PROBLEM DESCRIPTION: Copy out all lines carrying the word "PowerP".

====== RECORDS FOR THE TASK

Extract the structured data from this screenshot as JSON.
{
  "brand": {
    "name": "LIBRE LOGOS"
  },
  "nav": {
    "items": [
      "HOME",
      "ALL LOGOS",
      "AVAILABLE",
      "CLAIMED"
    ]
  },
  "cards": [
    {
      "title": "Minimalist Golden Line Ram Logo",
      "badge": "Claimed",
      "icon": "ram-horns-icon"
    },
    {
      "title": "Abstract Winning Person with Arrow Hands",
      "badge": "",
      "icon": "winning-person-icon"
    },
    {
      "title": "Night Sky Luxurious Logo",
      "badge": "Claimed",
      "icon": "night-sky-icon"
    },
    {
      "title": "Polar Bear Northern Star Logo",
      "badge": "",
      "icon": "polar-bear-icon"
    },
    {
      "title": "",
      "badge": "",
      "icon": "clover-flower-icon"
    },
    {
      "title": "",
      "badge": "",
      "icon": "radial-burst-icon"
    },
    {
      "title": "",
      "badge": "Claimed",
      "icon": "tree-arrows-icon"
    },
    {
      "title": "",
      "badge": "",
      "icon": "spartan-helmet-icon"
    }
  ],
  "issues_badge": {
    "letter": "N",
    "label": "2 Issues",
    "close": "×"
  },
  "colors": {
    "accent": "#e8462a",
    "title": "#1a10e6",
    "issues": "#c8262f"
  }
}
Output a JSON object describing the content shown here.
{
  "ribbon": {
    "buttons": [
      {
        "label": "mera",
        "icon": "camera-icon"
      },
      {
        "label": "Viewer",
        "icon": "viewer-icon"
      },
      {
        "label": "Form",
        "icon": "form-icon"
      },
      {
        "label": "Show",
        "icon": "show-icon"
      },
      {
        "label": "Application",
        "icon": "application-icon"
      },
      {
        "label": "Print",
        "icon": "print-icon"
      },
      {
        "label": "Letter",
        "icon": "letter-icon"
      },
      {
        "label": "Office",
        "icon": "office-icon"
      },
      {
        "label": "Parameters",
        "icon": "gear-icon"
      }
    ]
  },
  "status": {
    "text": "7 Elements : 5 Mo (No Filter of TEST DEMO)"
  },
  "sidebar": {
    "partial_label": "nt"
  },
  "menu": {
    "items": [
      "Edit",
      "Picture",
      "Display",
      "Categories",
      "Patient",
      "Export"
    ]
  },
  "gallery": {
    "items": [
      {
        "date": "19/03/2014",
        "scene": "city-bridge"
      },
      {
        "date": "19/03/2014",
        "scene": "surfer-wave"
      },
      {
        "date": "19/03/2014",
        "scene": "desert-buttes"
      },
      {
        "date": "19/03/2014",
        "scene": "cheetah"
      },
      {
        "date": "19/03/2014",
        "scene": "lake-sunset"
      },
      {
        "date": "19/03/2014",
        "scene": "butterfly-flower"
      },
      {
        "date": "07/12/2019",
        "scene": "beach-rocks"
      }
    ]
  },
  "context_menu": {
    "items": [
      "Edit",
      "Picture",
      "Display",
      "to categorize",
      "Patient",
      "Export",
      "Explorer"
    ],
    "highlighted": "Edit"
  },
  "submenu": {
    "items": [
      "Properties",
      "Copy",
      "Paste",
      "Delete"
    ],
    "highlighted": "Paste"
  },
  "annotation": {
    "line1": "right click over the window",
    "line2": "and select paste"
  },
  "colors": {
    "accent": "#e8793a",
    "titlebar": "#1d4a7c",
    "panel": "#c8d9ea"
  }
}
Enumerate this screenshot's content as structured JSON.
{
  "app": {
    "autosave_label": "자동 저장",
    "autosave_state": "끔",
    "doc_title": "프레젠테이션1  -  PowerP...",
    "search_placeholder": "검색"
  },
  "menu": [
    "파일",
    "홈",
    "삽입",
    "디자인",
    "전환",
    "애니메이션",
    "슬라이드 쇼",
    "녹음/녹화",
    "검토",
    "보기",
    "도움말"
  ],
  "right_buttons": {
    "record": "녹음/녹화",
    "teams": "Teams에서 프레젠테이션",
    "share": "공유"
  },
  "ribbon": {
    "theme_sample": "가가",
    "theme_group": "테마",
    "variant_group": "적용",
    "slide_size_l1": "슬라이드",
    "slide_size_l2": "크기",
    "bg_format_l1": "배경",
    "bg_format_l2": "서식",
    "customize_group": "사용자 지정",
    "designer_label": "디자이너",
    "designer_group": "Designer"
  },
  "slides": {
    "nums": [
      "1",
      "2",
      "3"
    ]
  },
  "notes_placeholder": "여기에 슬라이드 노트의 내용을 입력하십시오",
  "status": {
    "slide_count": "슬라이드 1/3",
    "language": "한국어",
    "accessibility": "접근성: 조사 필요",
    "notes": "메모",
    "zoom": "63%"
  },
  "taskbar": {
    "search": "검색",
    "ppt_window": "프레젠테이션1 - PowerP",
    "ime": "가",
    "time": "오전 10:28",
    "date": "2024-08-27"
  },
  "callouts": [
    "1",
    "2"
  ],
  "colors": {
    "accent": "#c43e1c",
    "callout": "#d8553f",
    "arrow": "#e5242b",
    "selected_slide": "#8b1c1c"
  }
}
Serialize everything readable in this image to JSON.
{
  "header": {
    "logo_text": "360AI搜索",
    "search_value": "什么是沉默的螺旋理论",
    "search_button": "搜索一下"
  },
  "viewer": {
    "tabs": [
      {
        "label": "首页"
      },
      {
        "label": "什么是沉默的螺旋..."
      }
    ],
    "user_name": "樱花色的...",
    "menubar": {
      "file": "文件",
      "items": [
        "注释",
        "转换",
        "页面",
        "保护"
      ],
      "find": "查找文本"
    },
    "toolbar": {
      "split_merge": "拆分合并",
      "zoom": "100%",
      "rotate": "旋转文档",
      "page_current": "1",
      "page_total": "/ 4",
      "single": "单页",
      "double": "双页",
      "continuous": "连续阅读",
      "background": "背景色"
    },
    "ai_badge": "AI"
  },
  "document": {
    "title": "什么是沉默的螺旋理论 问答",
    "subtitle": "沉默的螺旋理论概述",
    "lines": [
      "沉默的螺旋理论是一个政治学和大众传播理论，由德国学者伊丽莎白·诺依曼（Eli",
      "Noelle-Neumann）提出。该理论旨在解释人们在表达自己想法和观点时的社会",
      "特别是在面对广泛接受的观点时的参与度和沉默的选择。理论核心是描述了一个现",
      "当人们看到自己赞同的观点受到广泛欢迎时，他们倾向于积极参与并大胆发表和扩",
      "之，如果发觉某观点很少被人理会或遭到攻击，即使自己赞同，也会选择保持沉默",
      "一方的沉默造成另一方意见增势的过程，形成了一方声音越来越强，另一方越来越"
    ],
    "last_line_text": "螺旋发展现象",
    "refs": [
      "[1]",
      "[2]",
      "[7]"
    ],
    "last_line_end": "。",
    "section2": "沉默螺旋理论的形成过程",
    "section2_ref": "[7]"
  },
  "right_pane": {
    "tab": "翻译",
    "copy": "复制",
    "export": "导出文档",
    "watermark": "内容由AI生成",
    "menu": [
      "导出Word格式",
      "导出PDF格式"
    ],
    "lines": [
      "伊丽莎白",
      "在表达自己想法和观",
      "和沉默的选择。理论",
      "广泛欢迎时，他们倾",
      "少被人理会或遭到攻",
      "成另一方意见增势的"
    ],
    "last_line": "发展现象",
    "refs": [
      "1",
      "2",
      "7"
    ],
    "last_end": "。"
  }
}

============

FINISHED EXERCISE:
    "doc_title": "프레젠테이션1  -  PowerP...",
    "ppt_window": "프레젠테이션1 - PowerP",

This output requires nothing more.